REQUIRED TASK ▸ Repeat the data that follows, word for word, without the images.

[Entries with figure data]

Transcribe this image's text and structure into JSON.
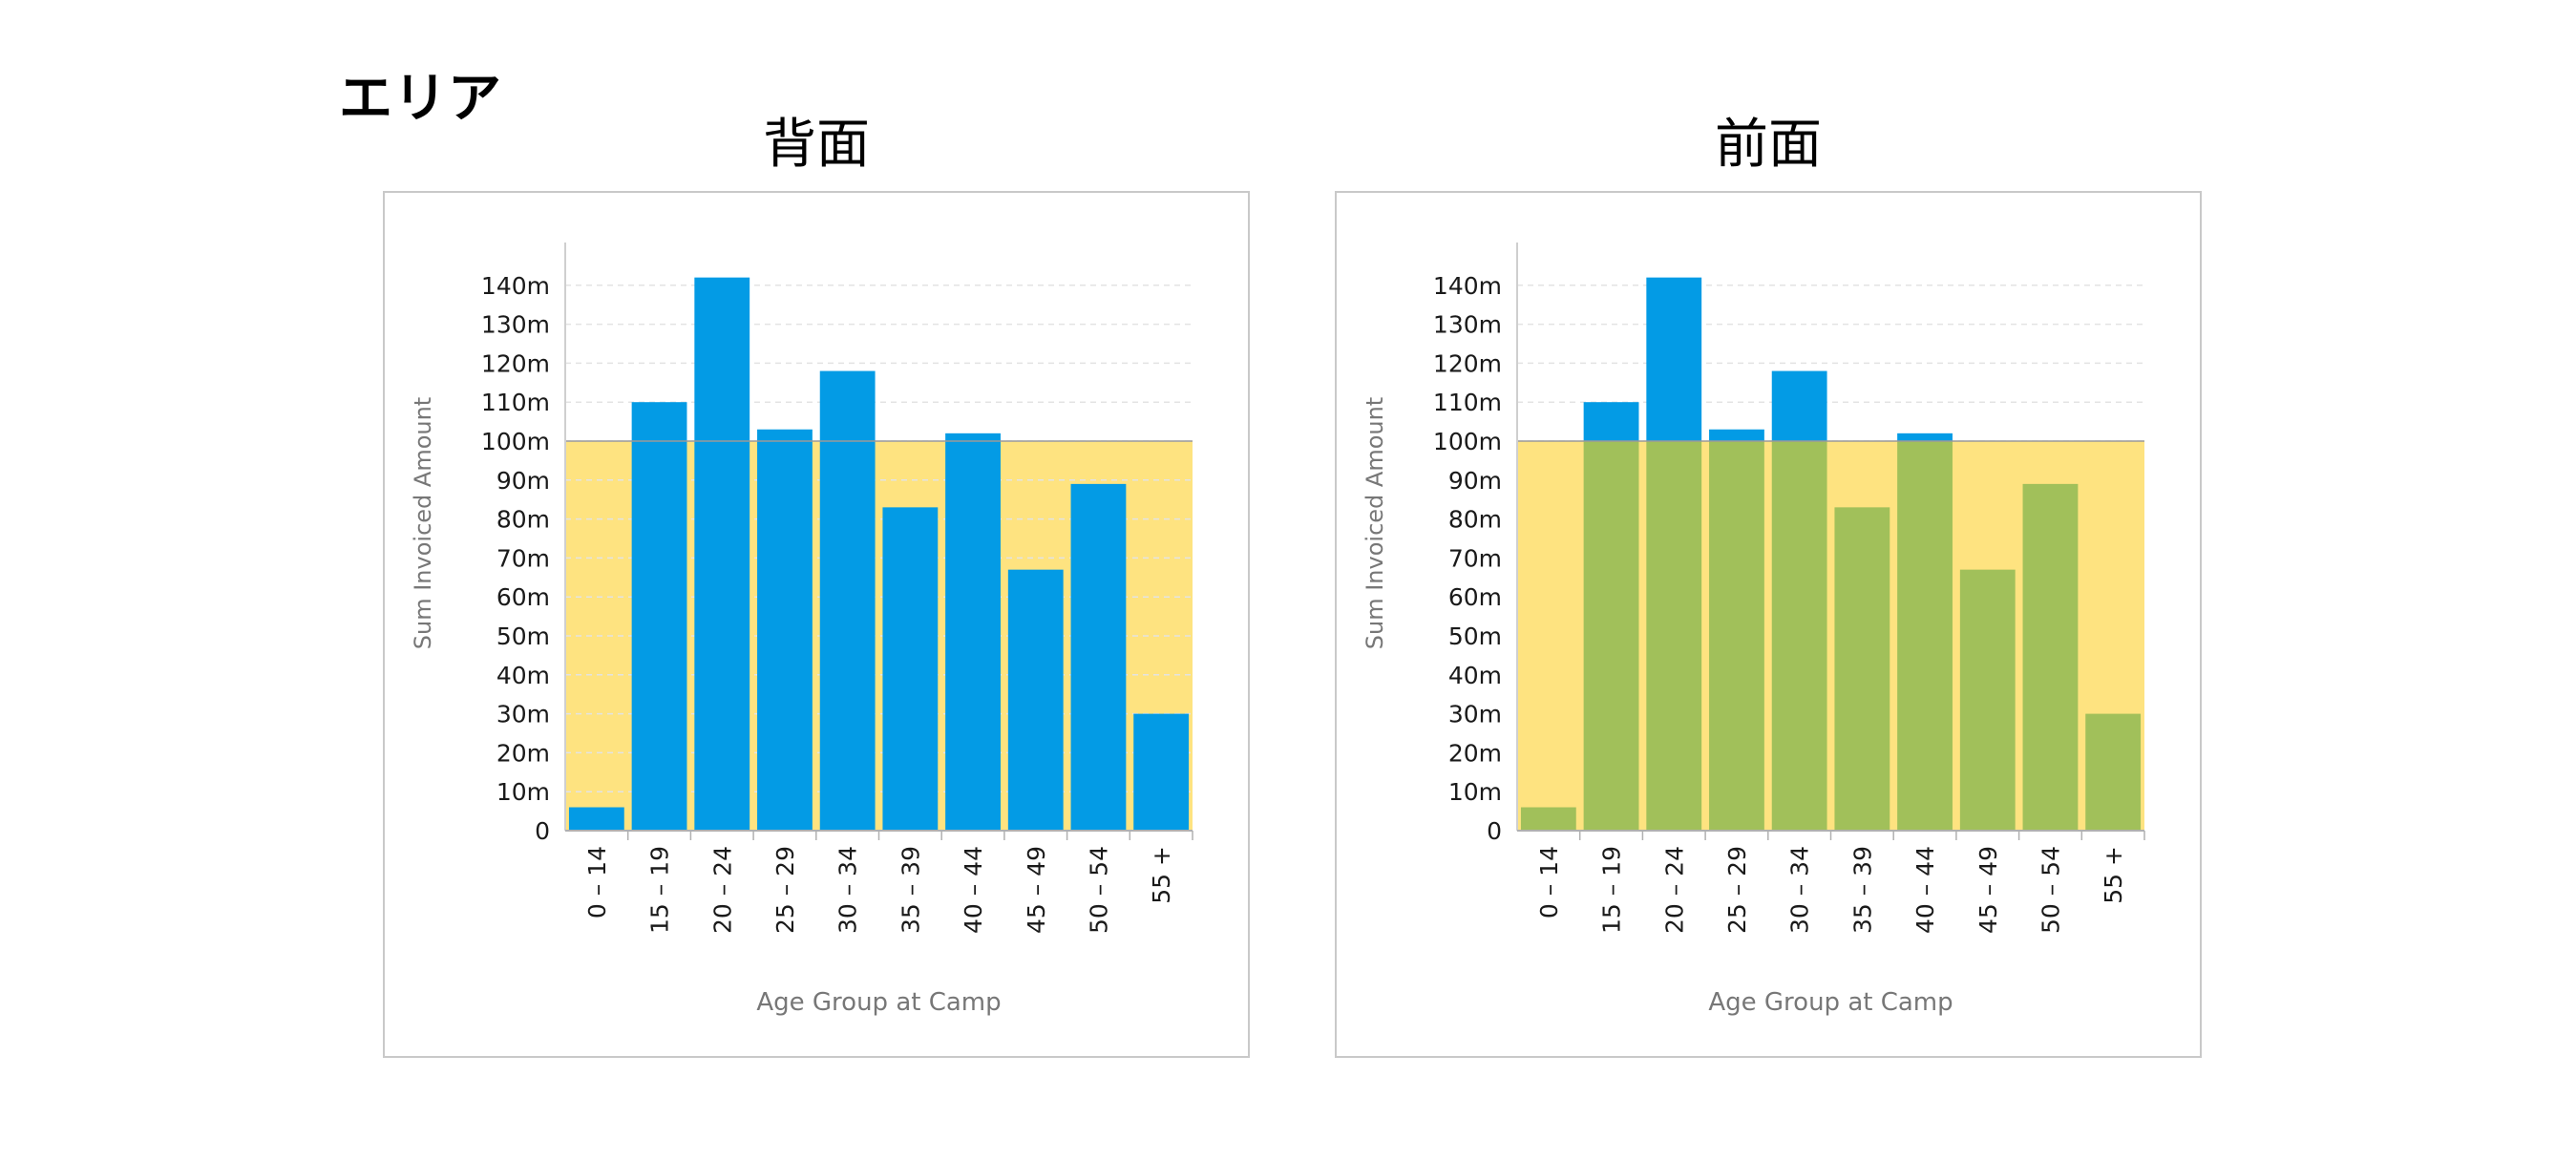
{
  "page": {
    "section_title": "エリア"
  },
  "colors": {
    "bar_blue": "#039be5",
    "bar_green": "#a1c05a",
    "band_yellow": "#fee380",
    "axis_text": "#1a1a1a",
    "label_gray": "#777777"
  },
  "chart_data": [
    {
      "type": "bar",
      "title": "背面",
      "xlabel": "Age Group at Camp",
      "ylabel": "Sum Invoiced Amount",
      "categories": [
        "0 – 14",
        "15 – 19",
        "20 – 24",
        "25 – 29",
        "30 – 34",
        "35 – 39",
        "40 – 44",
        "45 – 49",
        "50 – 54",
        "55 +"
      ],
      "series": [
        {
          "values": [
            6,
            110,
            142,
            103,
            118,
            83,
            102,
            67,
            89,
            30
          ]
        }
      ],
      "ylim": [
        0,
        150
      ],
      "yticks": [
        0,
        10,
        20,
        30,
        40,
        50,
        60,
        70,
        80,
        90,
        100,
        110,
        120,
        130,
        140
      ],
      "ytick_labels": [
        "0",
        "10m",
        "20m",
        "30m",
        "40m",
        "50m",
        "60m",
        "70m",
        "80m",
        "90m",
        "100m",
        "110m",
        "120m",
        "130m",
        "140m"
      ],
      "band": {
        "from": 0,
        "to": 100,
        "color": "#fee380",
        "layer": "behind"
      },
      "bar_color": "#039be5",
      "grid": true
    },
    {
      "type": "bar",
      "title": "前面",
      "xlabel": "Age Group at Camp",
      "ylabel": "Sum Invoiced Amount",
      "categories": [
        "0 – 14",
        "15 – 19",
        "20 – 24",
        "25 – 29",
        "30 – 34",
        "35 – 39",
        "40 – 44",
        "45 – 49",
        "50 – 54",
        "55 +"
      ],
      "series": [
        {
          "values": [
            6,
            110,
            142,
            103,
            118,
            83,
            102,
            67,
            89,
            30
          ]
        }
      ],
      "ylim": [
        0,
        150
      ],
      "yticks": [
        0,
        10,
        20,
        30,
        40,
        50,
        60,
        70,
        80,
        90,
        100,
        110,
        120,
        130,
        140
      ],
      "ytick_labels": [
        "0",
        "10m",
        "20m",
        "30m",
        "40m",
        "50m",
        "60m",
        "70m",
        "80m",
        "90m",
        "100m",
        "110m",
        "120m",
        "130m",
        "140m"
      ],
      "band": {
        "from": 0,
        "to": 100,
        "color": "#fee380",
        "layer": "front"
      },
      "bar_color": "#039be5",
      "bar_color_in_band": "#a1c05a",
      "grid": true
    }
  ]
}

COMPLETE RESPONSE ▸
Transcribe this image's text and structure into JSON.
{
  "page": {
    "section_title": "エリア"
  },
  "colors": {
    "bar_blue": "#039be5",
    "bar_green": "#a1c05a",
    "band_yellow": "#fee380",
    "axis_text": "#1a1a1a",
    "label_gray": "#777777"
  },
  "chart_data": [
    {
      "type": "bar",
      "title": "背面",
      "xlabel": "Age Group at Camp",
      "ylabel": "Sum Invoiced Amount",
      "categories": [
        "0 – 14",
        "15 – 19",
        "20 – 24",
        "25 – 29",
        "30 – 34",
        "35 – 39",
        "40 – 44",
        "45 – 49",
        "50 – 54",
        "55 +"
      ],
      "series": [
        {
          "values": [
            6,
            110,
            142,
            103,
            118,
            83,
            102,
            67,
            89,
            30
          ]
        }
      ],
      "ylim": [
        0,
        150
      ],
      "yticks": [
        0,
        10,
        20,
        30,
        40,
        50,
        60,
        70,
        80,
        90,
        100,
        110,
        120,
        130,
        140
      ],
      "ytick_labels": [
        "0",
        "10m",
        "20m",
        "30m",
        "40m",
        "50m",
        "60m",
        "70m",
        "80m",
        "90m",
        "100m",
        "110m",
        "120m",
        "130m",
        "140m"
      ],
      "band": {
        "from": 0,
        "to": 100,
        "color": "#fee380",
        "layer": "behind"
      },
      "bar_color": "#039be5",
      "grid": true
    },
    {
      "type": "bar",
      "title": "前面",
      "xlabel": "Age Group at Camp",
      "ylabel": "Sum Invoiced Amount",
      "categories": [
        "0 – 14",
        "15 – 19",
        "20 – 24",
        "25 – 29",
        "30 – 34",
        "35 – 39",
        "40 – 44",
        "45 – 49",
        "50 – 54",
        "55 +"
      ],
      "series": [
        {
          "values": [
            6,
            110,
            142,
            103,
            118,
            83,
            102,
            67,
            89,
            30
          ]
        }
      ],
      "ylim": [
        0,
        150
      ],
      "yticks": [
        0,
        10,
        20,
        30,
        40,
        50,
        60,
        70,
        80,
        90,
        100,
        110,
        120,
        130,
        140
      ],
      "ytick_labels": [
        "0",
        "10m",
        "20m",
        "30m",
        "40m",
        "50m",
        "60m",
        "70m",
        "80m",
        "90m",
        "100m",
        "110m",
        "120m",
        "130m",
        "140m"
      ],
      "band": {
        "from": 0,
        "to": 100,
        "color": "#fee380",
        "layer": "front"
      },
      "bar_color": "#039be5",
      "bar_color_in_band": "#a1c05a",
      "grid": true
    }
  ]
}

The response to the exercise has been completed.